• The task: Please print the full listing exactly.

• Excerpt from a dataset:
──────

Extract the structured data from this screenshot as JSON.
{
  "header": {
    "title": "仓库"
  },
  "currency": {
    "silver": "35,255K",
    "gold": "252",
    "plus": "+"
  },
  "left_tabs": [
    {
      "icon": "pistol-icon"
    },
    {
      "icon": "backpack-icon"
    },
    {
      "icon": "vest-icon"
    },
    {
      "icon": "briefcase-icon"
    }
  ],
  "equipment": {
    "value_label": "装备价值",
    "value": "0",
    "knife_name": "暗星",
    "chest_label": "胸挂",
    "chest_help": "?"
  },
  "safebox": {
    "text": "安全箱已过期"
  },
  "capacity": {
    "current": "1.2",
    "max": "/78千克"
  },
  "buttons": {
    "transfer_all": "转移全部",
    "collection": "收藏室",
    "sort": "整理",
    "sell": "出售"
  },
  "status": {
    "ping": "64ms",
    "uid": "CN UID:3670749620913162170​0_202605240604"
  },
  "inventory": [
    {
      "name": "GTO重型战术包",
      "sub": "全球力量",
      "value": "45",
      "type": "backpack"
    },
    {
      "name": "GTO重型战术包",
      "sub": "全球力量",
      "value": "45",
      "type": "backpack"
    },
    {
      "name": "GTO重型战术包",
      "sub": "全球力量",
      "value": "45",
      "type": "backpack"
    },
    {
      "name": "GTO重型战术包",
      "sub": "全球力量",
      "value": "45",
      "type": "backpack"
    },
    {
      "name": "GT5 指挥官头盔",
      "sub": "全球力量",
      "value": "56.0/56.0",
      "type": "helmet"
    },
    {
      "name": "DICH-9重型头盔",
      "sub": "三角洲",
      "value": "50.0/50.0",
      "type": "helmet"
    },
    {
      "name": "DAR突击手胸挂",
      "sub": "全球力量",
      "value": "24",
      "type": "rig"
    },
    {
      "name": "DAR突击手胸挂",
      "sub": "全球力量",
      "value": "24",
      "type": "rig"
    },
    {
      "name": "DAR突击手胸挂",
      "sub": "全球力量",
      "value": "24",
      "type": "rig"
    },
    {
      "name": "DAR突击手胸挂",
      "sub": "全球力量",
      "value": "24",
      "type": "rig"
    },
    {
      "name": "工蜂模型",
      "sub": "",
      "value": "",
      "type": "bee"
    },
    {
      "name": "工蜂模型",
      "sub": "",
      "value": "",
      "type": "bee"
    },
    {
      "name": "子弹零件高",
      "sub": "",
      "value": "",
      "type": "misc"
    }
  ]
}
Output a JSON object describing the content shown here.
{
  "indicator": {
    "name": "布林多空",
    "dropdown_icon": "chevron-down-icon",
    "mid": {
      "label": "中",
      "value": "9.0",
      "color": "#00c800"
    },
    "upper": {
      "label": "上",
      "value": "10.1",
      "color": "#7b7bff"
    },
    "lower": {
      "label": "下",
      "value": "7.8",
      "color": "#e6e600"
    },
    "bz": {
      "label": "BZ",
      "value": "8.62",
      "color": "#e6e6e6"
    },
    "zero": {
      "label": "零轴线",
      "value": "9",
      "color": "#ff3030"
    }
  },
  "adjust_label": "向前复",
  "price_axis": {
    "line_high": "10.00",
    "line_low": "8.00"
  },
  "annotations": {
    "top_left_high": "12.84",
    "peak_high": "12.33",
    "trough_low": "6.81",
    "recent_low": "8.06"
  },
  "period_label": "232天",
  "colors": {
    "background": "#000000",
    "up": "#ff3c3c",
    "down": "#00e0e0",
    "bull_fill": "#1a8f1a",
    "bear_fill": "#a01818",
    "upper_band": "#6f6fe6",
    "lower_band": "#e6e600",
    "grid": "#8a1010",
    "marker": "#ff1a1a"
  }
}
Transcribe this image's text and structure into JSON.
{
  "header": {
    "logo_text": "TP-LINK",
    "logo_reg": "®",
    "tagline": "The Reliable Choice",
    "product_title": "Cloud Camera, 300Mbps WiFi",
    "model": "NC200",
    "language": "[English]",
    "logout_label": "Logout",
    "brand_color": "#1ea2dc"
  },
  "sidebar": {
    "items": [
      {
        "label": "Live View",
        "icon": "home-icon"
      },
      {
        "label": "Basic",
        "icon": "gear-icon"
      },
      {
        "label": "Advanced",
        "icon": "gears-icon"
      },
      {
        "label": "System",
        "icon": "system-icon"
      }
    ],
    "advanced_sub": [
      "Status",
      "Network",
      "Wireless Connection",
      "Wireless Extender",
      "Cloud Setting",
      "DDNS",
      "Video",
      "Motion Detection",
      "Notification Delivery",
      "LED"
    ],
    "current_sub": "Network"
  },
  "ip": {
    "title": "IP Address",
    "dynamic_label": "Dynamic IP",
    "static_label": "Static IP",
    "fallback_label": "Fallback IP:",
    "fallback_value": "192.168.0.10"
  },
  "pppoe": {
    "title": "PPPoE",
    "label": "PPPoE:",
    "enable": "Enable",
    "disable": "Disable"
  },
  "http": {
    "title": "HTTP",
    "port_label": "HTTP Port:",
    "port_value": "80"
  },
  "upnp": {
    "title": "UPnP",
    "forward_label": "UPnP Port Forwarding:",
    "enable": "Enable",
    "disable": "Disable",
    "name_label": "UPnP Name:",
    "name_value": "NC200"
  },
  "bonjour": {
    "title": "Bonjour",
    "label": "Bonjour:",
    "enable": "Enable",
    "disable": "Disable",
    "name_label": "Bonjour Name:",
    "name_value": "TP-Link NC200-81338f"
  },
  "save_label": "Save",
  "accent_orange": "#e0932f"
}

──────

• Response below:
Extract the structured data from this screenshot as JSON.
{
  "header": {
    "title": "仓库"
  },
  "currency": {
    "silver": "35,255K",
    "gold": "252",
    "plus": "+"
  },
  "left_tabs": [
    {
      "icon": "pistol-icon"
    },
    {
      "icon": "backpack-icon"
    },
    {
      "icon": "vest-icon"
    },
    {
      "icon": "briefcase-icon"
    }
  ],
  "equipment": {
    "value_label": "装备价值",
    "value": "0",
    "knife_name": "暗星",
    "chest_label": "胸挂",
    "chest_help": "?"
  },
  "safebox": {
    "text": "安全箱已过期"
  },
  "capacity": {
    "current": "1.2",
    "max": "/78千克"
  },
  "buttons": {
    "transfer_all": "转移全部",
    "collection": "收藏室",
    "sort": "整理",
    "sell": "出售"
  },
  "status": {
    "ping": "64ms",
    "uid": "CN UID:3670749620913162170​0_202605240604"
  },
  "inventory": [
    {
      "name": "GTO重型战术包",
      "sub": "全球力量",
      "value": "45",
      "type": "backpack"
    },
    {
      "name": "GTO重型战术包",
      "sub": "全球力量",
      "value": "45",
      "type": "backpack"
    },
    {
      "name": "GTO重型战术包",
      "sub": "全球力量",
      "value": "45",
      "type": "backpack"
    },
    {
      "name": "GTO重型战术包",
      "sub": "全球力量",
      "value": "45",
      "type": "backpack"
    },
    {
      "name": "GT5 指挥官头盔",
      "sub": "全球力量",
      "value": "56.0/56.0",
      "type": "helmet"
    },
    {
      "name": "DICH-9重型头盔",
      "sub": "三角洲",
      "value": "50.0/50.0",
      "type": "helmet"
    },
    {
      "name": "DAR突击手胸挂",
      "sub": "全球力量",
      "value": "24",
      "type": "rig"
    },
    {
      "name": "DAR突击手胸挂",
      "sub": "全球力量",
      "value": "24",
      "type": "rig"
    },
    {
      "name": "DAR突击手胸挂",
      "sub": "全球力量",
      "value": "24",
      "type": "rig"
    },
    {
      "name": "DAR突击手胸挂",
      "sub": "全球力量",
      "value": "24",
      "type": "rig"
    },
    {
      "name": "工蜂模型",
      "sub": "",
      "value": "",
      "type": "bee"
    },
    {
      "name": "工蜂模型",
      "sub": "",
      "value": "",
      "type": "bee"
    },
    {
      "name": "子弹零件高",
      "sub": "",
      "value": "",
      "type": "misc"
    }
  ]
}
Output a JSON object describing the content shown here.
{
  "indicator": {
    "name": "布林多空",
    "dropdown_icon": "chevron-down-icon",
    "mid": {
      "label": "中",
      "value": "9.0",
      "color": "#00c800"
    },
    "upper": {
      "label": "上",
      "value": "10.1",
      "color": "#7b7bff"
    },
    "lower": {
      "label": "下",
      "value": "7.8",
      "color": "#e6e600"
    },
    "bz": {
      "label": "BZ",
      "value": "8.62",
      "color": "#e6e6e6"
    },
    "zero": {
      "label": "零轴线",
      "value": "9",
      "color": "#ff3030"
    }
  },
  "adjust_label": "向前复",
  "price_axis": {
    "line_high": "10.00",
    "line_low": "8.00"
  },
  "annotations": {
    "top_left_high": "12.84",
    "peak_high": "12.33",
    "trough_low": "6.81",
    "recent_low": "8.06"
  },
  "period_label": "232天",
  "colors": {
    "background": "#000000",
    "up": "#ff3c3c",
    "down": "#00e0e0",
    "bull_fill": "#1a8f1a",
    "bear_fill": "#a01818",
    "upper_band": "#6f6fe6",
    "lower_band": "#e6e600",
    "grid": "#8a1010",
    "marker": "#ff1a1a"
  }
}
Transcribe this image's text and structure into JSON.
{
  "header": {
    "logo_text": "TP-LINK",
    "logo_reg": "®",
    "tagline": "The Reliable Choice",
    "product_title": "Cloud Camera, 300Mbps WiFi",
    "model": "NC200",
    "language": "[English]",
    "logout_label": "Logout",
    "brand_color": "#1ea2dc"
  },
  "sidebar": {
    "items": [
      {
        "label": "Live View",
        "icon": "home-icon"
      },
      {
        "label": "Basic",
        "icon": "gear-icon"
      },
      {
        "label": "Advanced",
        "icon": "gears-icon"
      },
      {
        "label": "System",
        "icon": "system-icon"
      }
    ],
    "advanced_sub": [
      "Status",
      "Network",
      "Wireless Connection",
      "Wireless Extender",
      "Cloud Setting",
      "DDNS",
      "Video",
      "Motion Detection",
      "Notification Delivery",
      "LED"
    ],
    "current_sub": "Network"
  },
  "ip": {
    "title": "IP Address",
    "dynamic_label": "Dynamic IP",
    "static_label": "Static IP",
    "fallback_label": "Fallback IP:",
    "fallback_value": "192.168.0.10"
  },
  "pppoe": {
    "title": "PPPoE",
    "label": "PPPoE:",
    "enable": "Enable",
    "disable": "Disable"
  },
  "http": {
    "title": "HTTP",
    "port_label": "HTTP Port:",
    "port_value": "80"
  },
  "upnp": {
    "title": "UPnP",
    "forward_label": "UPnP Port Forwarding:",
    "enable": "Enable",
    "disable": "Disable",
    "name_label": "UPnP Name:",
    "name_value": "NC200"
  },
  "bonjour": {
    "title": "Bonjour",
    "label": "Bonjour:",
    "enable": "Enable",
    "disable": "Disable",
    "name_label": "Bonjour Name:",
    "name_value": "TP-Link NC200-81338f"
  },
  "save_label": "Save",
  "accent_orange": "#e0932f"
}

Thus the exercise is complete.